Directive: Reproduce the listing below character for character; drop every image.

>> Begin

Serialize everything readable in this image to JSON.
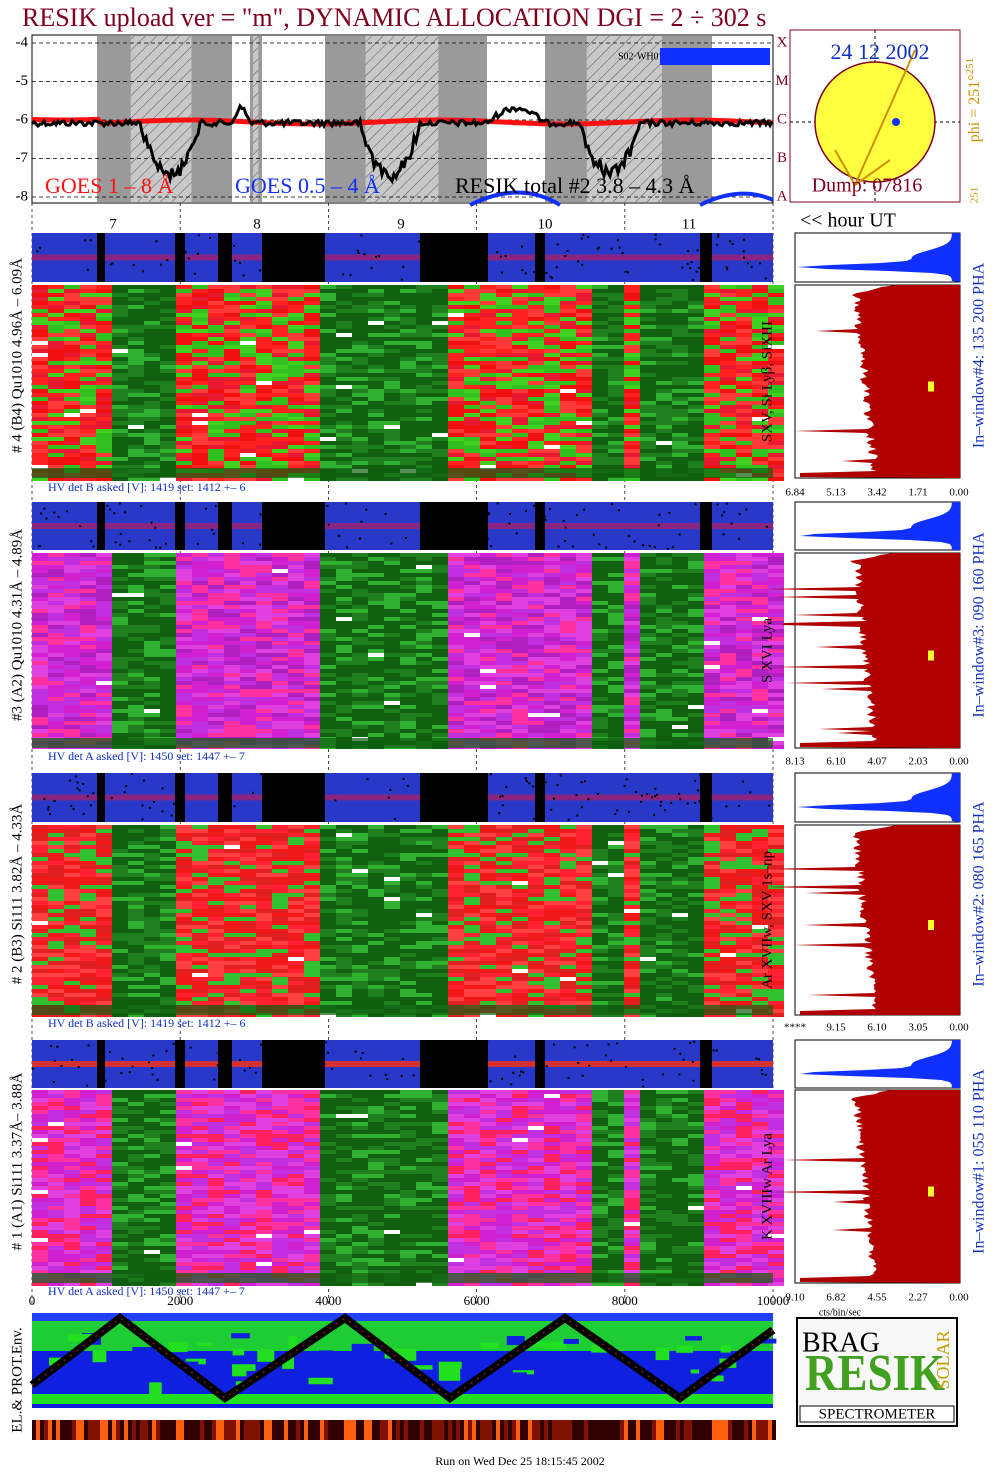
{
  "title": "RESIK upload ver = \"m\", DYNAMIC ALLOCATION  DGI =   2 ÷ 302 s",
  "goes": {
    "yticks": [
      -4,
      -5,
      -6,
      -7,
      -8
    ],
    "class_letters": [
      "X",
      "M",
      "C",
      "B",
      "A"
    ],
    "legend": [
      "GOES 1 – 8 Å",
      "GOES 0.5 – 4 Å",
      "RESIK total #2  3.8 – 4.3 Å"
    ],
    "tag": "S02·WH0"
  },
  "sun": {
    "date": "24 12 2002",
    "dump": "Dump: 07816",
    "phi": "phi = 251°",
    "phi_sup": "251",
    "corner": "251"
  },
  "hours": {
    "labels": [
      7,
      8,
      9,
      10,
      11
    ],
    "unit": "<< hour UT"
  },
  "detectors": [
    {
      "label": "# 4 (B4) Qu1010 4.96Å – 6.09Å",
      "lines": "SXV, Si Lyβ, SiXIII",
      "window": "In–window#4:  135 200 PHA",
      "hv": "HV det B asked [V]:  1419 set:  1412 +–   6",
      "ticks": [
        "6.84",
        "5.13",
        "3.42",
        "1.71",
        "0.00"
      ]
    },
    {
      "label": "#3 (A2) Qu1010  4.31Å – 4.89Å",
      "lines": "S XVI Lya",
      "window": "In–window#3:  090 160 PHA",
      "hv": "HV det A asked [V]:  1450 set:  1447 +–    7",
      "ticks": [
        "8.13",
        "6.10",
        "4.07",
        "2.03",
        "0.00"
      ]
    },
    {
      "label": "# 2 (B3) Si111  3.82Å – 4.33Å",
      "lines": "Ar XVIIw,  SXV 1s–np",
      "window": "In–window#2:  080 165 PHA",
      "hv": "HV det B asked [V]:  1419 set:  1412 +–   6",
      "ticks": [
        "****",
        "9.15",
        "6.10",
        "3.05",
        "0.00"
      ]
    },
    {
      "label": "# 1 (A1) Si111  3.37Å– 3.88Å",
      "lines": "K XVIIIw  Ar Lya",
      "window": "In–window#1:  055 110 PHA",
      "hv": "HV det A asked [V]:  1450 set:  1447 +–    7",
      "ticks": [
        "9.10",
        "6.82",
        "4.55",
        "2.27",
        "0.00"
      ]
    }
  ],
  "sample_axis": [
    0,
    2000,
    4000,
    6000,
    8000,
    10000
  ],
  "rate_unit": "cts/bin/sec",
  "env_label": "EL.& PROT.Env.",
  "logo": {
    "top": "BRAG",
    "side": "SOLAR",
    "word": "RESIK",
    "name": "SPECTROMETER"
  },
  "footer": "Run on Wed Dec 25 18:15:45 2002"
}
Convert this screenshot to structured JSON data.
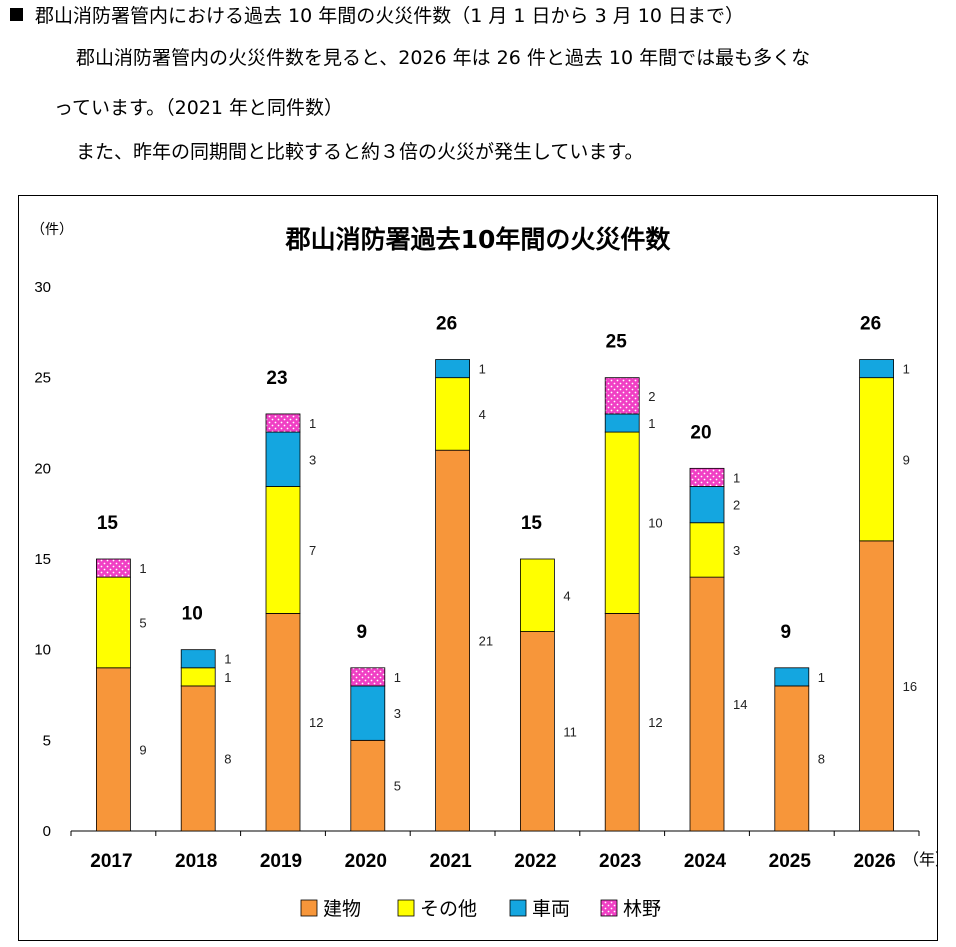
{
  "text": {
    "heading": "郡山消防署管内における過去 10 年間の火災件数（1 月 1 日から 3 月 10 日まで）",
    "paragraph1_line1": "郡山消防署管内の火災件数を見ると、2026 年は 26 件と過去 10 年間では最も多くな",
    "paragraph1_line2": "っています。（2021 年と同件数）",
    "paragraph2": "また、昨年の同期間と比較すると約３倍の火災が発生しています。"
  },
  "colors": {
    "建物": "#F7963A",
    "その他": "#FFFF00",
    "車両": "#14A6E0",
    "林野": "#F03FC4"
  },
  "chart_data": {
    "type": "bar",
    "stacked": true,
    "title": "郡山消防署過去10年間の火災件数",
    "ylabel": "（件）",
    "xlabel": "（年）",
    "ylim": [
      0,
      30
    ],
    "yticks": [
      0,
      5,
      10,
      15,
      20,
      25,
      30
    ],
    "categories": [
      "2017",
      "2018",
      "2019",
      "2020",
      "2021",
      "2022",
      "2023",
      "2024",
      "2025",
      "2026"
    ],
    "series": [
      {
        "name": "建物",
        "values": [
          9,
          8,
          12,
          5,
          21,
          11,
          12,
          14,
          8,
          16
        ]
      },
      {
        "name": "その他",
        "values": [
          5,
          1,
          7,
          0,
          4,
          4,
          10,
          3,
          0,
          9
        ]
      },
      {
        "name": "車両",
        "values": [
          0,
          1,
          3,
          3,
          1,
          0,
          1,
          2,
          1,
          1
        ]
      },
      {
        "name": "林野",
        "values": [
          1,
          0,
          1,
          1,
          0,
          0,
          2,
          1,
          0,
          0
        ]
      }
    ],
    "totals": [
      15,
      10,
      23,
      9,
      26,
      15,
      25,
      20,
      9,
      26
    ],
    "legend": [
      "建物",
      "その他",
      "車両",
      "林野"
    ]
  }
}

>> End

Task output:
Serialize everything readable in this image to JSON.
{
  "title": "RESIK upload ver = \"m\", DYNAMIC ALLOCATION  DGI =   2 ÷ 302 s",
  "goes": {
    "yticks": [
      -4,
      -5,
      -6,
      -7,
      -8
    ],
    "class_letters": [
      "X",
      "M",
      "C",
      "B",
      "A"
    ],
    "legend": [
      "GOES 1 – 8 Å",
      "GOES 0.5 – 4 Å",
      "RESIK total #2  3.8 – 4.3 Å"
    ],
    "tag": "S02·WH0"
  },
  "sun": {
    "date": "24 12 2002",
    "dump": "Dump: 07816",
    "phi": "phi = 251°",
    "phi_sup": "251",
    "corner": "251"
  },
  "hours": {
    "labels": [
      7,
      8,
      9,
      10,
      11
    ],
    "unit": "<< hour UT"
  },
  "detectors": [
    {
      "label": "# 4 (B4) Qu1010 4.96Å – 6.09Å",
      "lines": "SXV, Si Lyβ, SiXIII",
      "window": "In–window#4:  135 200 PHA",
      "hv": "HV det B asked [V]:  1419 set:  1412 +–   6",
      "ticks": [
        "6.84",
        "5.13",
        "3.42",
        "1.71",
        "0.00"
      ]
    },
    {
      "label": "#3 (A2) Qu1010  4.31Å – 4.89Å",
      "lines": "S XVI Lya",
      "window": "In–window#3:  090 160 PHA",
      "hv": "HV det A asked [V]:  1450 set:  1447 +–    7",
      "ticks": [
        "8.13",
        "6.10",
        "4.07",
        "2.03",
        "0.00"
      ]
    },
    {
      "label": "# 2 (B3) Si111  3.82Å – 4.33Å",
      "lines": "Ar XVIIw,  SXV 1s–np",
      "window": "In–window#2:  080 165 PHA",
      "hv": "HV det B asked [V]:  1419 set:  1412 +–   6",
      "ticks": [
        "****",
        "9.15",
        "6.10",
        "3.05",
        "0.00"
      ]
    },
    {
      "label": "# 1 (A1) Si111  3.37Å– 3.88Å",
      "lines": "K XVIIIw  Ar Lya",
      "window": "In–window#1:  055 110 PHA",
      "hv": "HV det A asked [V]:  1450 set:  1447 +–    7",
      "ticks": [
        "9.10",
        "6.82",
        "4.55",
        "2.27",
        "0.00"
      ]
    }
  ],
  "sample_axis": [
    0,
    2000,
    4000,
    6000,
    8000,
    10000
  ],
  "rate_unit": "cts/bin/sec",
  "env_label": "EL.& PROT.Env.",
  "logo": {
    "top": "BRAG",
    "side": "SOLAR",
    "word": "RESIK",
    "name": "SPECTROMETER"
  },
  "footer": "Run on Wed Dec 25 18:15:45 2002"
}
Convert this screenshot to structured JSON data.
{
  "text": {
    "heading": "郡山消防署管内における過去 10 年間の火災件数（1 月 1 日から 3 月 10 日まで）",
    "paragraph1_line1": "郡山消防署管内の火災件数を見ると、2026 年は 26 件と過去 10 年間では最も多くな",
    "paragraph1_line2": "っています。（2021 年と同件数）",
    "paragraph2": "また、昨年の同期間と比較すると約３倍の火災が発生しています。"
  },
  "colors": {
    "建物": "#F7963A",
    "その他": "#FFFF00",
    "車両": "#14A6E0",
    "林野": "#F03FC4"
  },
  "chart_data": {
    "type": "bar",
    "stacked": true,
    "title": "郡山消防署過去10年間の火災件数",
    "ylabel": "（件）",
    "xlabel": "（年）",
    "ylim": [
      0,
      30
    ],
    "yticks": [
      0,
      5,
      10,
      15,
      20,
      25,
      30
    ],
    "categories": [
      "2017",
      "2018",
      "2019",
      "2020",
      "2021",
      "2022",
      "2023",
      "2024",
      "2025",
      "2026"
    ],
    "series": [
      {
        "name": "建物",
        "values": [
          9,
          8,
          12,
          5,
          21,
          11,
          12,
          14,
          8,
          16
        ]
      },
      {
        "name": "その他",
        "values": [
          5,
          1,
          7,
          0,
          4,
          4,
          10,
          3,
          0,
          9
        ]
      },
      {
        "name": "車両",
        "values": [
          0,
          1,
          3,
          3,
          1,
          0,
          1,
          2,
          1,
          1
        ]
      },
      {
        "name": "林野",
        "values": [
          1,
          0,
          1,
          1,
          0,
          0,
          2,
          1,
          0,
          0
        ]
      }
    ],
    "totals": [
      15,
      10,
      23,
      9,
      26,
      15,
      25,
      20,
      9,
      26
    ],
    "legend": [
      "建物",
      "その他",
      "車両",
      "林野"
    ]
  }
}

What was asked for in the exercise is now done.